- SHORT EXERCISE 1 -
Copy the passage of the comment about Firefox that begins with the words containing "Third (fourth?) AC" and ends with "you wanted it.", keeping the wording unchanged.

- EXCERPT PROVIDED -
[Start]
Classic Theme Restorer to the rescue. :-)
Re:Firefox: 8% of the market and dropping. (Score:5, Interesting)
Third (fourth?) AC chiming in.
It wasn't that there was a huge gap between 3.6 and 4.0. It was that 3.6 marked the demarcation between a browser with a status bar - which was something every browser had had since the days of Mosaic, and 4.0 was the one without the status bar, because the UX team, ignoring overwhelming negative feedback, had already made up its mind that the users didn't need one anymore, and if they didn't like it, they could always install a third-party extension.
The problem with "install a third-party extension" is that it effectively tells the community: we're not building a browser for you, we're making our own UX decisions and it's up to the community to spend its own efforts undoing our work if you want to keep the browser the way you wanted it.
To this day, two the most popular extensions have been Status4Evar, and post-Australis, ClassicThemeRestorer.
[End]
- PROVIDED MATERIAL -
[Start]
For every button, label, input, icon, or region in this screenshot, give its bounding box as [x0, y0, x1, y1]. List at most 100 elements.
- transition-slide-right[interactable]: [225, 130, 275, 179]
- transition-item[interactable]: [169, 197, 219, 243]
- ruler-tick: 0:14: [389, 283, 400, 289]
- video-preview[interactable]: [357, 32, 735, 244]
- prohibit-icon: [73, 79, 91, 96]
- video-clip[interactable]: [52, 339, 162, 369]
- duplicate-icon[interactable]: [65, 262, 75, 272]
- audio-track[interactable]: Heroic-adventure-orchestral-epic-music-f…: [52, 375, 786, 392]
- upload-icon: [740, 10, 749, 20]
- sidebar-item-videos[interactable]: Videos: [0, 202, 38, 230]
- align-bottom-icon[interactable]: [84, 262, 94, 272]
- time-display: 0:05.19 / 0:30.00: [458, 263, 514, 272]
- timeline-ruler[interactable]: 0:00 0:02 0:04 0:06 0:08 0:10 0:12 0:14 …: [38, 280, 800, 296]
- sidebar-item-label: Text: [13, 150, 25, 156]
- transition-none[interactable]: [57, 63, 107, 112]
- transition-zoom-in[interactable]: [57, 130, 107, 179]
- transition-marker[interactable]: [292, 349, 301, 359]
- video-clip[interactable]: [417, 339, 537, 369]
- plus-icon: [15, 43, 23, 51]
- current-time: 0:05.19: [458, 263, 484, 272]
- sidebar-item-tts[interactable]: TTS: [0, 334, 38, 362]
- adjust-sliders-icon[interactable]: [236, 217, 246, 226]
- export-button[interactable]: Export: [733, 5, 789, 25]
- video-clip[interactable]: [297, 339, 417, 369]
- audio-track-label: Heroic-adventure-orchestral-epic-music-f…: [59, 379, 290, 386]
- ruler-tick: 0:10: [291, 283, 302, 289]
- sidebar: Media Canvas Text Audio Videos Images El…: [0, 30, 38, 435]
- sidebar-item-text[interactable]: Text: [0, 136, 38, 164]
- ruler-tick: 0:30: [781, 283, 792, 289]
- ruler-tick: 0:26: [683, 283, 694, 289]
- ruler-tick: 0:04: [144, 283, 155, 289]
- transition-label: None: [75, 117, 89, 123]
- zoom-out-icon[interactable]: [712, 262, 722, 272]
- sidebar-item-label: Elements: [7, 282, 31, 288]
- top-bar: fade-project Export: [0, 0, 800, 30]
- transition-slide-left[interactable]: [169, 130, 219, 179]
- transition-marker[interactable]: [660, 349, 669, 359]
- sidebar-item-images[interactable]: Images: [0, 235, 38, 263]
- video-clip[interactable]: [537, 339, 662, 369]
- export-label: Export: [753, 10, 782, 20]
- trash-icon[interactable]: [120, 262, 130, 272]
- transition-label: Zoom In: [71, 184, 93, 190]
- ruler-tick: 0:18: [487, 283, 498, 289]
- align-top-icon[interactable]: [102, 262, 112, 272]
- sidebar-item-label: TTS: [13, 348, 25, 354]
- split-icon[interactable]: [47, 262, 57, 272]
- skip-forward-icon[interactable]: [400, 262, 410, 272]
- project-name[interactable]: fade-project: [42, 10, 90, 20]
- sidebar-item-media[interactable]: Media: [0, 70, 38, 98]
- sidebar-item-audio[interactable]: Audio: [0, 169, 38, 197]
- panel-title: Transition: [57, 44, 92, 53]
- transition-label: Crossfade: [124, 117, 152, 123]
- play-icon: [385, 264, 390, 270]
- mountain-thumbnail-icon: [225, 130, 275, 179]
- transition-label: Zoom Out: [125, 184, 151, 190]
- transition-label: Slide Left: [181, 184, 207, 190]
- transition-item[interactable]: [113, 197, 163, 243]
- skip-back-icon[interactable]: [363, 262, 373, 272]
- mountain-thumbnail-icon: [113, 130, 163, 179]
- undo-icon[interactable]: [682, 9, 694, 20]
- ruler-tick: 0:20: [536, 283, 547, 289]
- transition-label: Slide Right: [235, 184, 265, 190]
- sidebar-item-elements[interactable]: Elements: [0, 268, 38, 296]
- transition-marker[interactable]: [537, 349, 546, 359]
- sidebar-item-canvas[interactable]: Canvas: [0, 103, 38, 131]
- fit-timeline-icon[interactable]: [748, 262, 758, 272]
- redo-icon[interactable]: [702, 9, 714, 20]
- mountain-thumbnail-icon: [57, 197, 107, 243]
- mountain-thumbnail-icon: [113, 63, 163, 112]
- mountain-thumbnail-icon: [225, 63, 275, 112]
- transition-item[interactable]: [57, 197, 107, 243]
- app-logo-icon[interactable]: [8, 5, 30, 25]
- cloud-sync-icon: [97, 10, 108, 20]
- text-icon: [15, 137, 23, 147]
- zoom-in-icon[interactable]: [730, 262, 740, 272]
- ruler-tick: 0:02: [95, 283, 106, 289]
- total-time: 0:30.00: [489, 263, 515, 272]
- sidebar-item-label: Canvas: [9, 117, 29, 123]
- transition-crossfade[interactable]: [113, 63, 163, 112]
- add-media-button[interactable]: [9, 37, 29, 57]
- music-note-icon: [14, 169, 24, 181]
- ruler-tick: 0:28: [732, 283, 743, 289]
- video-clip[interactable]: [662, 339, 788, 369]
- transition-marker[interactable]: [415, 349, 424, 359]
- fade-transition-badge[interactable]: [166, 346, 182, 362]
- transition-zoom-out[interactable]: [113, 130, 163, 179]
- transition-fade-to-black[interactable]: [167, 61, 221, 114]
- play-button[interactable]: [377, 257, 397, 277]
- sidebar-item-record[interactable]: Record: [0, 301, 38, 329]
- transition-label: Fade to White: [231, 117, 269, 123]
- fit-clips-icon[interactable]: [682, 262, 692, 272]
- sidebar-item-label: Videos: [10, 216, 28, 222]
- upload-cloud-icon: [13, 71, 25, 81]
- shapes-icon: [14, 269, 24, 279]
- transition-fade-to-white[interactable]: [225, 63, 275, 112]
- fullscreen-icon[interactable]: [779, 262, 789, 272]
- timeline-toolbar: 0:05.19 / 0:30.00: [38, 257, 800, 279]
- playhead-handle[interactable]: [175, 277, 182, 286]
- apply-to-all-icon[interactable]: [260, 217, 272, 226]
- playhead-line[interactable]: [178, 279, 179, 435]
[End]
- SHORT EXERCISE 2 -
Write out the records word for word, from their first line through the line containing "- video-preview[interactable]: [357, 32, 735, 244]", including that line.

- FULL SOLUTION 1 -
Third (fourth?) AC chiming in.
It wasn't that there was a huge gap between 3.6 and 4.0. It was that 3.6 marked the demarcation between a browser with a status bar - which was something every browser had had since the days of Mosaic, and 4.0 was the one without the status bar, because the UX team, ignoring overwhelming negative feedback, had already made up its mind that the users didn't need one anymore, and if they didn't like it, they could always install a third-party extension.
The problem with "install a third-party extension" is that it effectively tells the community: we're not building a browser for you, we're making our own UX decisions and it's up to the community to spend its own efforts undoing our work if you want to keep the browser the way you wanted it.

- FULL SOLUTION 2 -
For every button, label, input, icon, or region in this screenshot, give its bounding box as [x0, y0, x1, y1]. List at most 100 elements.
- transition-slide-right[interactable]: [225, 130, 275, 179]
- transition-item[interactable]: [169, 197, 219, 243]
- ruler-tick: 0:14: [389, 283, 400, 289]
- video-preview[interactable]: [357, 32, 735, 244]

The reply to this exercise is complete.